Dataset rows
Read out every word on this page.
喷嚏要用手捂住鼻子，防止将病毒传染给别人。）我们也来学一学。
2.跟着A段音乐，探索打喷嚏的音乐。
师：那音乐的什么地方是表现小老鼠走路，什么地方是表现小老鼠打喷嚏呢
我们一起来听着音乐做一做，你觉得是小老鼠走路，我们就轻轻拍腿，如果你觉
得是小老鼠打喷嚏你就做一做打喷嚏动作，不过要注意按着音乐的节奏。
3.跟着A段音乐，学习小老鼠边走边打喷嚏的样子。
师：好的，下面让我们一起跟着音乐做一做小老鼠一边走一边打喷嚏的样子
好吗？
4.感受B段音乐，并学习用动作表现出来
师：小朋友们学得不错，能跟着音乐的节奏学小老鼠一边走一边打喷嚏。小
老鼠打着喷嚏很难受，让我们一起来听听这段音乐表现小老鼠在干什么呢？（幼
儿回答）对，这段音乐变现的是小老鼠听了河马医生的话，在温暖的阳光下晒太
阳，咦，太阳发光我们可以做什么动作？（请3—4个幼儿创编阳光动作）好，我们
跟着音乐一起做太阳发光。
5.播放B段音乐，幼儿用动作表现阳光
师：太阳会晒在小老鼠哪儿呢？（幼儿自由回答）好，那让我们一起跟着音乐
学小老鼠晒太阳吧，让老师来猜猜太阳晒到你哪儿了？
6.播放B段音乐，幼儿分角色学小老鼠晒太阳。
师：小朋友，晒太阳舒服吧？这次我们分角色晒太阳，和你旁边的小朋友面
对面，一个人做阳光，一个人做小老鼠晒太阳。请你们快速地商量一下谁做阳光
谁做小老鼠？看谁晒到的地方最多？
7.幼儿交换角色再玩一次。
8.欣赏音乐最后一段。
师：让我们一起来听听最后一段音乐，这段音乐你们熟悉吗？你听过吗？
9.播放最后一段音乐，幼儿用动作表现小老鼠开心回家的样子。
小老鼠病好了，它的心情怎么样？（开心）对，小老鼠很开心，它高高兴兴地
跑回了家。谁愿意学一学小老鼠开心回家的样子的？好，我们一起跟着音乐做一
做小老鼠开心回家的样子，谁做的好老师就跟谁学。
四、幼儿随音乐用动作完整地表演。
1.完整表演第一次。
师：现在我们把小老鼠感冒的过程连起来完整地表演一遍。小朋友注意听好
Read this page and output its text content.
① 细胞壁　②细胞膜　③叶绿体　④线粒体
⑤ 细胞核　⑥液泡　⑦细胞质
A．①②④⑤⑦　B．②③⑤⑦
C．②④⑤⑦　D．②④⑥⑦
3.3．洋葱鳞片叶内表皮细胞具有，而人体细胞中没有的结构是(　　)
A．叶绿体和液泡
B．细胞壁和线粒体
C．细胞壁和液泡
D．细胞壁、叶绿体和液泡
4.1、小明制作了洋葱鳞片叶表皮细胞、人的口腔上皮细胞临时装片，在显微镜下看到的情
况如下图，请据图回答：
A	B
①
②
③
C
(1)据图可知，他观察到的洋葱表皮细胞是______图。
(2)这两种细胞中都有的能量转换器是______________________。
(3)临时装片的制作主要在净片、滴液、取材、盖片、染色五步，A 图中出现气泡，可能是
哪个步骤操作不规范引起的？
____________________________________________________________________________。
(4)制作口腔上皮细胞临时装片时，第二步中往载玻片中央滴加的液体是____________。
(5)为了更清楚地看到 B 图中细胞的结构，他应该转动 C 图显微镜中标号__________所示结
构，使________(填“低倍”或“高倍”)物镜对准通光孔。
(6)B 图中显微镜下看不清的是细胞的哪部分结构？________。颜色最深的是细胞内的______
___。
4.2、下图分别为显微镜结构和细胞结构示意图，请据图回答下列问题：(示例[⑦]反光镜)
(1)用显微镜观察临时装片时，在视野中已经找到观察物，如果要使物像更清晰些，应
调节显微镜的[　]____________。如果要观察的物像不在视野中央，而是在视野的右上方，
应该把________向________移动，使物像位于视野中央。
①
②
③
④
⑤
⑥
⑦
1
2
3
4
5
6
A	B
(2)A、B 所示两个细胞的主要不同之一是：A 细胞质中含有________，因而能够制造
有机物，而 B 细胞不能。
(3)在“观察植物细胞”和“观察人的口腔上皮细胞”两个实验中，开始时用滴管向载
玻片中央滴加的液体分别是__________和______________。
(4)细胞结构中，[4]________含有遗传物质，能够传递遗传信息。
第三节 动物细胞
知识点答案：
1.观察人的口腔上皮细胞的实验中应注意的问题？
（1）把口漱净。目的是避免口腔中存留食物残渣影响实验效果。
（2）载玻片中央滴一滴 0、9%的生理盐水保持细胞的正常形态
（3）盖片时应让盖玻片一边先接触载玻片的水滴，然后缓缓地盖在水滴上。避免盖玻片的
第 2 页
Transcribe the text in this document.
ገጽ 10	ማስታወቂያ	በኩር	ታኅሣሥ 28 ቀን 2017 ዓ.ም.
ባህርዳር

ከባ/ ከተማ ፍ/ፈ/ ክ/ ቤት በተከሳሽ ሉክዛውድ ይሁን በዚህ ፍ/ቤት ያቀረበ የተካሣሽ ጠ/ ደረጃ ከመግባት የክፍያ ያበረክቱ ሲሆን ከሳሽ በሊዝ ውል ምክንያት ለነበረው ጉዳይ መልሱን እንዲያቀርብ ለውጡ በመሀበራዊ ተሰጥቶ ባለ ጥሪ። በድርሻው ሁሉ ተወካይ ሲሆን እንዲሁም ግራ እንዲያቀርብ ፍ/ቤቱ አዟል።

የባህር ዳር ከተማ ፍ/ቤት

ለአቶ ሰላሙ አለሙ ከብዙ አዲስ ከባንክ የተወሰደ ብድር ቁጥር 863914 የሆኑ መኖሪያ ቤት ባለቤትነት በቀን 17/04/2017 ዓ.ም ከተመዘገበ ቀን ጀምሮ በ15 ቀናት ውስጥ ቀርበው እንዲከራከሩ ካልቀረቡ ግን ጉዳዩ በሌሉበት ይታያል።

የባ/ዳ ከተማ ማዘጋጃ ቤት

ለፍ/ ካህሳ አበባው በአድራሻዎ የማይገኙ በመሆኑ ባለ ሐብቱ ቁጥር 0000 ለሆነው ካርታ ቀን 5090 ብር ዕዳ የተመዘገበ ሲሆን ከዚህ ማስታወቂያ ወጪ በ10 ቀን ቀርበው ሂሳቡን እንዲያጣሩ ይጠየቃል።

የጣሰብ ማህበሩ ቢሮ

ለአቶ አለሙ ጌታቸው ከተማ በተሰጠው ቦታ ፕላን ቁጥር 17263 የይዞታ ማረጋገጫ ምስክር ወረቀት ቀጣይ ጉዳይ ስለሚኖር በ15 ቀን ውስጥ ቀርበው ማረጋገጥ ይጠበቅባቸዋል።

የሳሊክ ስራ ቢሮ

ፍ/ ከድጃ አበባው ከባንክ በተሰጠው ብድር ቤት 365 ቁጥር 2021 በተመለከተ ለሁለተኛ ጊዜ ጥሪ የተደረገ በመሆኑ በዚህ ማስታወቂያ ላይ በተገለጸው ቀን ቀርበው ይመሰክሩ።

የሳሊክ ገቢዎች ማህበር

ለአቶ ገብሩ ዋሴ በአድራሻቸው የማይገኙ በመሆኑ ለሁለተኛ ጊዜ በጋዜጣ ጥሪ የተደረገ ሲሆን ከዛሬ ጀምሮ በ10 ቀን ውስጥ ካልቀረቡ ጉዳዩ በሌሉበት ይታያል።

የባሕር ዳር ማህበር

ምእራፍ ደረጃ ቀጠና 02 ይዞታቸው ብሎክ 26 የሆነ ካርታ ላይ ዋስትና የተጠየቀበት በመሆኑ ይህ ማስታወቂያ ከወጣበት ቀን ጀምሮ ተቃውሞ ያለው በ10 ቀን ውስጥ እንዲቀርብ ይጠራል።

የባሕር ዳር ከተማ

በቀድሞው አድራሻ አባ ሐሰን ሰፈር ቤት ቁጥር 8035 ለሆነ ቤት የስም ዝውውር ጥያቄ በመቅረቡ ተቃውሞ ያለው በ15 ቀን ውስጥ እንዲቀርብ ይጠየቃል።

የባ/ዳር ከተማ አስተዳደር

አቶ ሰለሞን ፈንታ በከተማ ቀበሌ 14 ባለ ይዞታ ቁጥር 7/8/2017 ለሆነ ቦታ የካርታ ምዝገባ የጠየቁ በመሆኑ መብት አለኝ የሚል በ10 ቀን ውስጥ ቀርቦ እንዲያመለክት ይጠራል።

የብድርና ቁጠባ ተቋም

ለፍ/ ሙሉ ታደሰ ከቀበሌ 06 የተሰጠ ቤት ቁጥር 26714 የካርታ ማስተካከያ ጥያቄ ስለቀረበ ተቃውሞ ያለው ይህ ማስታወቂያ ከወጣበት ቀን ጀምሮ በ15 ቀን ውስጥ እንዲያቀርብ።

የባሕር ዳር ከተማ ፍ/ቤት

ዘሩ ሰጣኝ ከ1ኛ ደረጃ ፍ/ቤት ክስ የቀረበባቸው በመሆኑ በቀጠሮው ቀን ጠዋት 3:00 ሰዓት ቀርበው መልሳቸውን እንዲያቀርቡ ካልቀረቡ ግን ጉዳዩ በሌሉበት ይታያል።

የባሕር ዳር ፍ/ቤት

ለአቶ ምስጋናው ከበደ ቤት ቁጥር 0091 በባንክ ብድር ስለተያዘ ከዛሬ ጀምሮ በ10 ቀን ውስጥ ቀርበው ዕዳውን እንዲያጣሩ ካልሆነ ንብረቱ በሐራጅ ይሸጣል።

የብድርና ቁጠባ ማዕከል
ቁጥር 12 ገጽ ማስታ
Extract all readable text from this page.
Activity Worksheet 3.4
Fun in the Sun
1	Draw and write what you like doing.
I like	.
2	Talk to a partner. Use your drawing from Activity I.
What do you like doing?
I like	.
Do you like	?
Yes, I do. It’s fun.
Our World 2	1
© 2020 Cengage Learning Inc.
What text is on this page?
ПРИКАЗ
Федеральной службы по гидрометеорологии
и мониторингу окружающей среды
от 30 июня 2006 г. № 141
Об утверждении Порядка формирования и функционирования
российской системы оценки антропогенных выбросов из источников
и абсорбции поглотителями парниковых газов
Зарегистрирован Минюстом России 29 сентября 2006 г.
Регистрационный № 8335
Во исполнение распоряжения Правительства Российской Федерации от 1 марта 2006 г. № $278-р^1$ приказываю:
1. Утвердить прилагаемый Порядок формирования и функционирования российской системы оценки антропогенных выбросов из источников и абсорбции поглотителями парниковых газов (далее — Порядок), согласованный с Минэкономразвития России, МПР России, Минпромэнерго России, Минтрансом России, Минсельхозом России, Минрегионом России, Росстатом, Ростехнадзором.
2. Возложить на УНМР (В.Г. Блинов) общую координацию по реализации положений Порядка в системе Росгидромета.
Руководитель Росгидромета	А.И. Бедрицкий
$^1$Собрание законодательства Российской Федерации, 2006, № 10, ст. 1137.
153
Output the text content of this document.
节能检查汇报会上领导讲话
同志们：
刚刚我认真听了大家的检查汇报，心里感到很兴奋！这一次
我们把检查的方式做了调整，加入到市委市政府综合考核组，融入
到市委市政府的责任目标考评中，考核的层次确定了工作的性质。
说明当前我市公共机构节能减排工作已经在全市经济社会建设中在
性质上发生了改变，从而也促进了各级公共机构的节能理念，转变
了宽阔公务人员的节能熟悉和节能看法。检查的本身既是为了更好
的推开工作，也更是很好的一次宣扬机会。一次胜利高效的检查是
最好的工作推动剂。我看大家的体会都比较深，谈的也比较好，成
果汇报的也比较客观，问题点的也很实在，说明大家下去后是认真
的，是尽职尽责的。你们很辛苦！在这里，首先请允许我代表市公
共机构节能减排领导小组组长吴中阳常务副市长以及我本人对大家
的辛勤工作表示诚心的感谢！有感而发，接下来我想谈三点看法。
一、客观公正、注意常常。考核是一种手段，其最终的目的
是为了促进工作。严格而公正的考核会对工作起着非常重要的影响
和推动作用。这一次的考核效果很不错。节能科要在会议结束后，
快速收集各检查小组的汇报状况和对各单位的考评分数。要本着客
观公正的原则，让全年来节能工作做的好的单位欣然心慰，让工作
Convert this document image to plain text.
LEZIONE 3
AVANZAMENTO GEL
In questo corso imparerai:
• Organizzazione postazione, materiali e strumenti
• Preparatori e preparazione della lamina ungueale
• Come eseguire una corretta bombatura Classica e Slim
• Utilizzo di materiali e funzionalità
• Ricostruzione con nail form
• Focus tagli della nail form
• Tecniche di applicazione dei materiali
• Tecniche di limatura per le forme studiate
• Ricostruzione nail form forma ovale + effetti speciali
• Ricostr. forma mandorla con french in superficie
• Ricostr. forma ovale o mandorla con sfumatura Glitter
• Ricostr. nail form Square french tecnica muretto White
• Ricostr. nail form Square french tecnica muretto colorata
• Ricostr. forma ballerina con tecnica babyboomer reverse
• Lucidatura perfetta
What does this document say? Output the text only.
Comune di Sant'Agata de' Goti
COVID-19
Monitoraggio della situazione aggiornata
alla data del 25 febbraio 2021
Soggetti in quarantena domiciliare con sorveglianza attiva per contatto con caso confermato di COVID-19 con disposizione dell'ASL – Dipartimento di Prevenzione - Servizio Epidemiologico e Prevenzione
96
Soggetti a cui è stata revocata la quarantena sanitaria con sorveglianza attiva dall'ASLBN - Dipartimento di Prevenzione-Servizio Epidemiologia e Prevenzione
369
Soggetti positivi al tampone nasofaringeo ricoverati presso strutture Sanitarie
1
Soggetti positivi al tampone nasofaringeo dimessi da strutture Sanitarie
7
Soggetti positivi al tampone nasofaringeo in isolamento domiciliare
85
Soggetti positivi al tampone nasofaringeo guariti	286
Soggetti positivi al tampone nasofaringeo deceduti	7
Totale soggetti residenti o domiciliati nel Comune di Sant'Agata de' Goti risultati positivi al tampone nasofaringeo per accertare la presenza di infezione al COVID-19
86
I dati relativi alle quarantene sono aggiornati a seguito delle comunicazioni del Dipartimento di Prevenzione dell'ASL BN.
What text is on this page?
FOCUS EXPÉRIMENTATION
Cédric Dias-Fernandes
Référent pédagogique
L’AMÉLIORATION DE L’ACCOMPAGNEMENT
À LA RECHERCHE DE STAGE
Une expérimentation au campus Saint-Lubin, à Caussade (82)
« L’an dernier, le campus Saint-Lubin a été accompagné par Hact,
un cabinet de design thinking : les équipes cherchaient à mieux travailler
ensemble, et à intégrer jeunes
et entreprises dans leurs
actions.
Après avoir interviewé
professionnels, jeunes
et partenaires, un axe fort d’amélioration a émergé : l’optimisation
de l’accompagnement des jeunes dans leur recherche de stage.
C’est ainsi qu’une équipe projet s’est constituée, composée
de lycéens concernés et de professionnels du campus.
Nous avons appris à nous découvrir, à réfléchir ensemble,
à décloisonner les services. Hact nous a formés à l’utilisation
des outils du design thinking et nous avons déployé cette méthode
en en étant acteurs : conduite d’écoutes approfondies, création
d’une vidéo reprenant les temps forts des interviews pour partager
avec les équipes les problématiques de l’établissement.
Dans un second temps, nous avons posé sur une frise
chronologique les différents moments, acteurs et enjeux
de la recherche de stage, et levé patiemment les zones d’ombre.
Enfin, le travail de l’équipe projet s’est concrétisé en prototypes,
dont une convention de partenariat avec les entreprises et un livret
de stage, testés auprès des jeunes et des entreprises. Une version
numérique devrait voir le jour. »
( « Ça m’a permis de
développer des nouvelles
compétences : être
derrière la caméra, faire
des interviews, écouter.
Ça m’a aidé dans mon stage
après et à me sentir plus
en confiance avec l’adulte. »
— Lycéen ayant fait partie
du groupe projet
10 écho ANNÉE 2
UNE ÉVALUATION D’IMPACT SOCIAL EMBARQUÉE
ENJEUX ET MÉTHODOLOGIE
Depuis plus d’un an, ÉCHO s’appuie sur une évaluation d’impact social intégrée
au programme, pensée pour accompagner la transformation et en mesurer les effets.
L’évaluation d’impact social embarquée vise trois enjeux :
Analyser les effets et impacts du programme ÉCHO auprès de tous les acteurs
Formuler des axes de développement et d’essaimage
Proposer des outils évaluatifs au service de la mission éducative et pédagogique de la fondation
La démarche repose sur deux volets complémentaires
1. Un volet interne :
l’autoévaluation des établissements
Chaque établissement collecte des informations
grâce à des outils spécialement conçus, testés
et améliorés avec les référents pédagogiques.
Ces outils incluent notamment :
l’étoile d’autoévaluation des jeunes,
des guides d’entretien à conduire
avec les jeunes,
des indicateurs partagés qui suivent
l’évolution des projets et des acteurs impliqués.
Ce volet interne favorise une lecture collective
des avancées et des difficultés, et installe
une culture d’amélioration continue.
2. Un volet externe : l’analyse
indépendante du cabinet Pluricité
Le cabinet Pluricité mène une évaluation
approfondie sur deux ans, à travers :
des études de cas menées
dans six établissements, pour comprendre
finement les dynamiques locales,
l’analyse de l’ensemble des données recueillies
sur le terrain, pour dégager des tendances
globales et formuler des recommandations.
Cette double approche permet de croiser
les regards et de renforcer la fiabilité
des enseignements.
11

### STATED PROBLEM:
From the records given above, copy all lines containing "nous".

### CORRECT ANSWER:
Nous avons appris à nous découvrir, à réfléchir ensemble,
à décloisonner les services. Hact nous a formés à l’utilisation
des outils du design thinking et nous avons déployé cette méthode
Dans un second temps, nous avons posé sur une frise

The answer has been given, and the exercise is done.